- **EXERCISE INPUT**:
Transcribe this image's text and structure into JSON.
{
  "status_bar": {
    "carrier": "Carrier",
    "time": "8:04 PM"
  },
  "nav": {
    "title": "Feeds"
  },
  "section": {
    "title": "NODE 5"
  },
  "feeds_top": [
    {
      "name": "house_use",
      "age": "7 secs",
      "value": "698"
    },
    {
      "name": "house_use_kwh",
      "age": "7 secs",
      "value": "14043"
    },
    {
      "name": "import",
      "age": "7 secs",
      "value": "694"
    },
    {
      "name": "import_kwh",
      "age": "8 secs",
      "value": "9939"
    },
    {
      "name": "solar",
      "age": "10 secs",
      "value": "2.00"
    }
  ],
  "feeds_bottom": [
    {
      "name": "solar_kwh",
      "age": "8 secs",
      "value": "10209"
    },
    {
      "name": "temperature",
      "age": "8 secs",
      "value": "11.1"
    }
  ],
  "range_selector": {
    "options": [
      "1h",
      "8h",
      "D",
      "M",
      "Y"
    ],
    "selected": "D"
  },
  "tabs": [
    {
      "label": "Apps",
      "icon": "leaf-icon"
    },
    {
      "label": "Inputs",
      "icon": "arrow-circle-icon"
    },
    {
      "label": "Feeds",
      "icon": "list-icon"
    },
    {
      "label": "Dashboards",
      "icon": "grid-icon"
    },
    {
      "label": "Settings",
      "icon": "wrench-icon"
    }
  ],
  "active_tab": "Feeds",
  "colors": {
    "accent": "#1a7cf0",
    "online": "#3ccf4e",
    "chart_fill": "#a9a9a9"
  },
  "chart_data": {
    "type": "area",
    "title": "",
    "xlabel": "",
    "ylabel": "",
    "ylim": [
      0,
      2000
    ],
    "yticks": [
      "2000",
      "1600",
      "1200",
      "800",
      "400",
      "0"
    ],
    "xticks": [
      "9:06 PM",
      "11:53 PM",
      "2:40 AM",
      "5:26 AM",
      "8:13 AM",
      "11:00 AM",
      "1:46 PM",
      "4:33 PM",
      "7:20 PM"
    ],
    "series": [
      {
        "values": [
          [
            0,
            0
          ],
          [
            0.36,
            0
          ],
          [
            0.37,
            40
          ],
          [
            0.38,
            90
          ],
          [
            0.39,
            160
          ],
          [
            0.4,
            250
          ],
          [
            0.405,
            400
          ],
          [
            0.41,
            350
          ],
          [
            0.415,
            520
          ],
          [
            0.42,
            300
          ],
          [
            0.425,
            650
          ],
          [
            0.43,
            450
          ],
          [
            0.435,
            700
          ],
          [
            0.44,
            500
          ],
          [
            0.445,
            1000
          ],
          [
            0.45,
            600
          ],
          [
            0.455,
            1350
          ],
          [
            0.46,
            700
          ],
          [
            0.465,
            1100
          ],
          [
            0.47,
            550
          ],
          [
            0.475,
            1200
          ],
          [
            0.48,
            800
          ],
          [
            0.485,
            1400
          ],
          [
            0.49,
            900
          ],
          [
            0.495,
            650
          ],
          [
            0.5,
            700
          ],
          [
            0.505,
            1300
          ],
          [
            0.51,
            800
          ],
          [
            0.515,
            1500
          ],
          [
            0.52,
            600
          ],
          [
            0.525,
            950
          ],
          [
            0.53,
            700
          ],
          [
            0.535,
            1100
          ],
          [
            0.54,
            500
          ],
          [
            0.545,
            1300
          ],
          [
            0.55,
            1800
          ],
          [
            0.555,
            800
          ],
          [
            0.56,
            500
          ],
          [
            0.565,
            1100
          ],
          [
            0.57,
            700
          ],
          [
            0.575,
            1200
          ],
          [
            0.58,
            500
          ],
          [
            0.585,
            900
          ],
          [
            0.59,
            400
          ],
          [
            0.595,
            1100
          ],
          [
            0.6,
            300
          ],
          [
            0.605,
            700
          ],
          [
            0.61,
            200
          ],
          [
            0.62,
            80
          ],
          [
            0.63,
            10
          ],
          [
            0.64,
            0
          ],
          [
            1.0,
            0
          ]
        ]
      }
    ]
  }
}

- **TASK TO COMPLETE**: Check every line of the data above for the string "icon", and copy those that have it.

- **REPLY TO THE TASK**:
      "icon": "leaf-icon"
      "icon": "arrow-circle-icon"
      "icon": "list-icon"
      "icon": "grid-icon"
      "icon": "wrench-icon"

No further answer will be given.